Exercise task ->
Copy nothing but the text: reproduce each line of the listing exactly and leave the pictures out.

(Stored records)

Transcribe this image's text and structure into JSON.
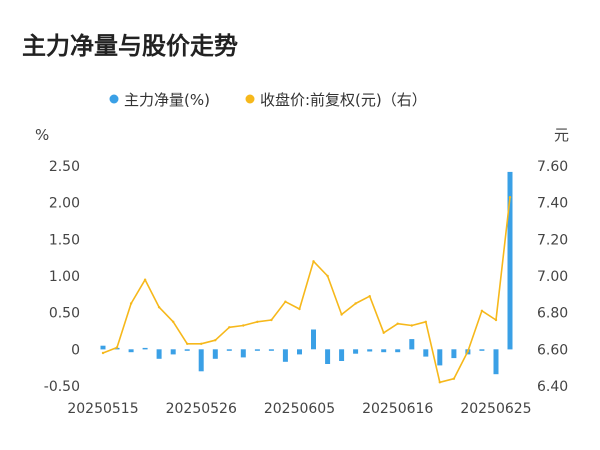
{
  "chart_data": {
    "type": "bar+line",
    "title": "主力净量与股价走势",
    "legend": {
      "position": "top-center",
      "items": [
        {
          "label": "主力净量(%)",
          "color": "#3aa0e6",
          "marker": "circle"
        },
        {
          "label": "收盘价:前复权(元)（右）",
          "color": "#f6b81b",
          "marker": "circle"
        }
      ]
    },
    "left_axis": {
      "unit": "%",
      "ticks": [
        "2.50",
        "2.00",
        "1.50",
        "1.00",
        "0.50",
        "0",
        "-0.50"
      ],
      "min": -0.5,
      "max": 2.5
    },
    "right_axis": {
      "unit": "元",
      "ticks": [
        "7.60",
        "7.40",
        "7.20",
        "7.00",
        "6.80",
        "6.60",
        "6.40"
      ],
      "min": 6.4,
      "max": 7.6
    },
    "x_tick_labels": [
      "20250515",
      "20250526",
      "20250605",
      "20250616",
      "20250625"
    ],
    "grid": false,
    "series": [
      {
        "name": "主力净量(%)",
        "type": "bar",
        "axis": "left",
        "color": "#3aa0e6",
        "values": [
          0.05,
          0.02,
          -0.04,
          0.02,
          -0.13,
          -0.07,
          -0.02,
          -0.3,
          -0.13,
          -0.02,
          -0.11,
          0.0,
          -0.01,
          -0.17,
          -0.07,
          0.27,
          -0.2,
          -0.16,
          -0.06,
          -0.03,
          -0.04,
          -0.04,
          0.14,
          -0.1,
          -0.22,
          -0.12,
          -0.07,
          -0.01,
          -0.34,
          2.42
        ]
      },
      {
        "name": "收盘价:前复权(元)（右）",
        "type": "line",
        "axis": "right",
        "color": "#f6b81b",
        "values": [
          6.58,
          6.61,
          6.85,
          6.98,
          6.83,
          6.75,
          6.63,
          6.63,
          6.65,
          6.72,
          6.73,
          6.75,
          6.76,
          6.86,
          6.82,
          7.08,
          7.0,
          6.79,
          6.85,
          6.89,
          6.69,
          6.74,
          6.73,
          6.75,
          6.42,
          6.44,
          6.59,
          6.81,
          6.76,
          7.43
        ]
      }
    ]
  }
}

Output for this exercise ->
Transcribe this image's text and structure into JSON.
{
  "chart_data": {
    "type": "bar+line",
    "title": "主力净量与股价走势",
    "legend": {
      "position": "top-center",
      "items": [
        {
          "label": "主力净量(%)",
          "color": "#3aa0e6",
          "marker": "circle"
        },
        {
          "label": "收盘价:前复权(元)（右）",
          "color": "#f6b81b",
          "marker": "circle"
        }
      ]
    },
    "left_axis": {
      "unit": "%",
      "ticks": [
        "2.50",
        "2.00",
        "1.50",
        "1.00",
        "0.50",
        "0",
        "-0.50"
      ],
      "min": -0.5,
      "max": 2.5
    },
    "right_axis": {
      "unit": "元",
      "ticks": [
        "7.60",
        "7.40",
        "7.20",
        "7.00",
        "6.80",
        "6.60",
        "6.40"
      ],
      "min": 6.4,
      "max": 7.6
    },
    "x_tick_labels": [
      "20250515",
      "20250526",
      "20250605",
      "20250616",
      "20250625"
    ],
    "grid": false,
    "series": [
      {
        "name": "主力净量(%)",
        "type": "bar",
        "axis": "left",
        "color": "#3aa0e6",
        "values": [
          0.05,
          0.02,
          -0.04,
          0.02,
          -0.13,
          -0.07,
          -0.02,
          -0.3,
          -0.13,
          -0.02,
          -0.11,
          0.0,
          -0.01,
          -0.17,
          -0.07,
          0.27,
          -0.2,
          -0.16,
          -0.06,
          -0.03,
          -0.04,
          -0.04,
          0.14,
          -0.1,
          -0.22,
          -0.12,
          -0.07,
          -0.01,
          -0.34,
          2.42
        ]
      },
      {
        "name": "收盘价:前复权(元)（右）",
        "type": "line",
        "axis": "right",
        "color": "#f6b81b",
        "values": [
          6.58,
          6.61,
          6.85,
          6.98,
          6.83,
          6.75,
          6.63,
          6.63,
          6.65,
          6.72,
          6.73,
          6.75,
          6.76,
          6.86,
          6.82,
          7.08,
          7.0,
          6.79,
          6.85,
          6.89,
          6.69,
          6.74,
          6.73,
          6.75,
          6.42,
          6.44,
          6.59,
          6.81,
          6.76,
          7.43
        ]
      }
    ]
  }
}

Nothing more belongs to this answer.